-- RECORDS SUPPLIED start --

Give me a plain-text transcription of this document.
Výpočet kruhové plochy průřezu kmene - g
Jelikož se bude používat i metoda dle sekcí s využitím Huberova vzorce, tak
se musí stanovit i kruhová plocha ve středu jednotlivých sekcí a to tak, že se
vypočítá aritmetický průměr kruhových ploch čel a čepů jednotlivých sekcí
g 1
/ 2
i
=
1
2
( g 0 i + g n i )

-- RECORDS SUPPLIED end --

### [REQUIRED TASK]
Each record must be returned exactly as it is written.

### [SOLUTION TO THIS PROBLEM]
Give me a plain-text transcription of this document.
Výpočet kruhové plochy průřezu kmene - g
Jelikož se bude používat i metoda dle sekcí s využitím Huberova vzorce, tak
se musí stanovit i kruhová plocha ve středu jednotlivých sekcí a to tak, že se
vypočítá aritmetický průměr kruhových ploch čel a čepů jednotlivých sekcí
g 1
/ 2
i
=
1
2
( g 0 i + g n i )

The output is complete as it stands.